____ DATA SHOWN

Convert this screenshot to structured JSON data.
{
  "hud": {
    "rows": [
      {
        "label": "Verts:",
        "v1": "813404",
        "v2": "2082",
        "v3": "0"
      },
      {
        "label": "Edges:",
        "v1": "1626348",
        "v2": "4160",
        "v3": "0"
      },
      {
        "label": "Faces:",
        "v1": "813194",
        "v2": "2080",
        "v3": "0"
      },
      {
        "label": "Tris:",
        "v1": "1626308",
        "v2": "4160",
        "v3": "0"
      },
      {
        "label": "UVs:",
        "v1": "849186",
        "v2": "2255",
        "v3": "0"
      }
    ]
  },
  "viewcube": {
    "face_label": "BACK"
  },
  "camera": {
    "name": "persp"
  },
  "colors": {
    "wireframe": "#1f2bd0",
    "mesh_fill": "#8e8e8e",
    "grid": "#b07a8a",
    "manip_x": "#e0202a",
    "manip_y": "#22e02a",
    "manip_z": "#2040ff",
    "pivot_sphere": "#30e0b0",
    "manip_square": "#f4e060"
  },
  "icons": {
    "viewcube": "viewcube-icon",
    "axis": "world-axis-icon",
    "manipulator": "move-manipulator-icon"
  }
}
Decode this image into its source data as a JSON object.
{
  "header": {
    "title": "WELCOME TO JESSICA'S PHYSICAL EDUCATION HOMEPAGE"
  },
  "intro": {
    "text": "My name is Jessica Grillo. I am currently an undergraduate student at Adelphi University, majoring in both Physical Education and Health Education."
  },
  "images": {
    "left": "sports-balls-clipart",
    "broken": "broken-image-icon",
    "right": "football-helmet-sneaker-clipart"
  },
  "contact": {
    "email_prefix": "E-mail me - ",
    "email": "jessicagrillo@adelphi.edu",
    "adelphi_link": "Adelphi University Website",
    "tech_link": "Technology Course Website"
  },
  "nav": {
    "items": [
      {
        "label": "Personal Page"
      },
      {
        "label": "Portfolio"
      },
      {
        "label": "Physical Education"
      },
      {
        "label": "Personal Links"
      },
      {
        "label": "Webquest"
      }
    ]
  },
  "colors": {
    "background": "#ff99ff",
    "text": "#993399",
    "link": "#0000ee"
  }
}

________

• **JOB**
All lines that include "text" are to be gathered and copied.

• **EXERCISE OUTPUT**
    "text": "My name is Jessica Grillo. I am currently an undergraduate student at Adelphi University, majoring in both Physical Education and Health Education."
    "text": "#993399",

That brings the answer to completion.